DIRECTIONS
In your copy, include every line of the listing below exactly but none of the pictures.

(Dataset items)
_____

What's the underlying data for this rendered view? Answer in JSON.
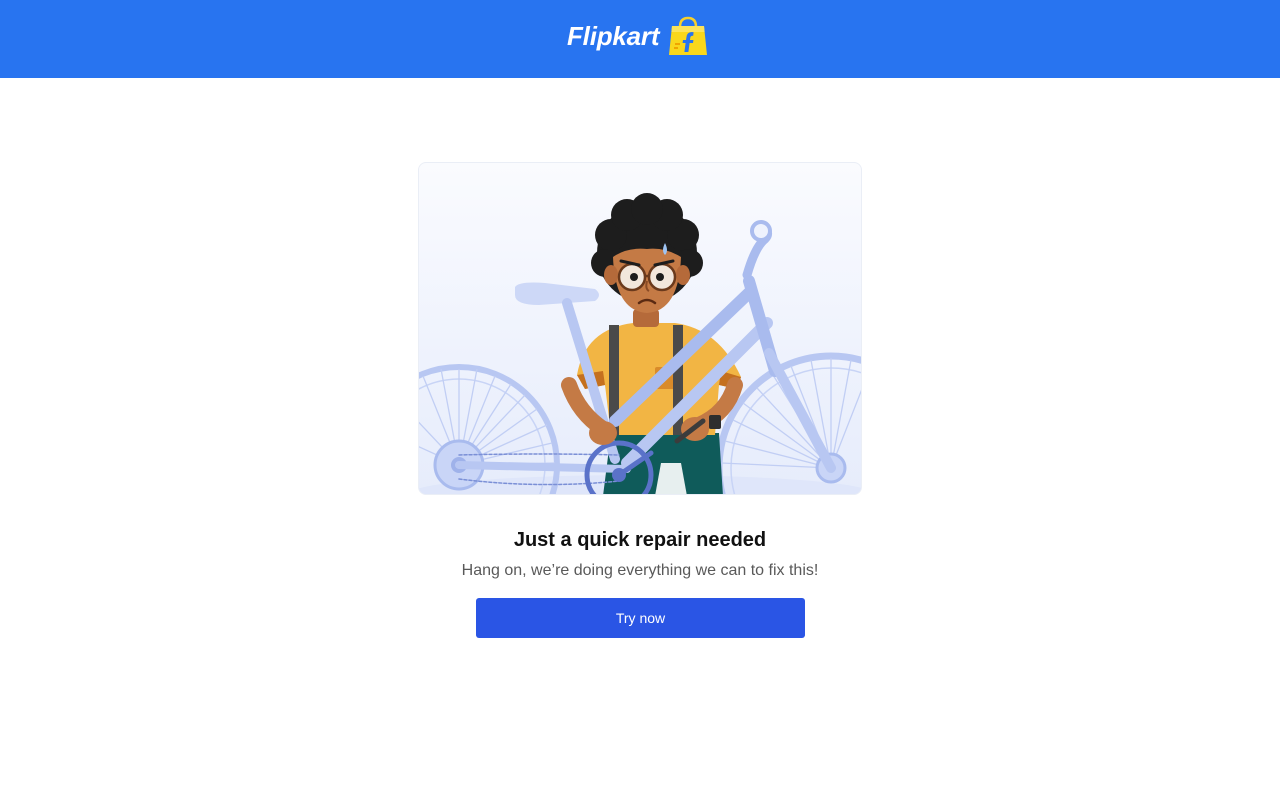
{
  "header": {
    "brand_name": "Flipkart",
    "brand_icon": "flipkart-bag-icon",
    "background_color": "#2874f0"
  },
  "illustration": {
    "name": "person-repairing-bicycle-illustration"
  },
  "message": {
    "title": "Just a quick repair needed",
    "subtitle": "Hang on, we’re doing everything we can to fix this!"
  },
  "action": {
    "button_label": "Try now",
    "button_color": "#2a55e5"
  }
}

_____

CORRECT OUTPUT
What's the underlying data for this rendered view? Answer in JSON.
{
  "header": {
    "brand_name": "Flipkart",
    "brand_icon": "flipkart-bag-icon",
    "background_color": "#2874f0"
  },
  "illustration": {
    "name": "person-repairing-bicycle-illustration"
  },
  "message": {
    "title": "Just a quick repair needed",
    "subtitle": "Hang on, we’re doing everything we can to fix this!"
  },
  "action": {
    "button_label": "Try now",
    "button_color": "#2a55e5"
  }
}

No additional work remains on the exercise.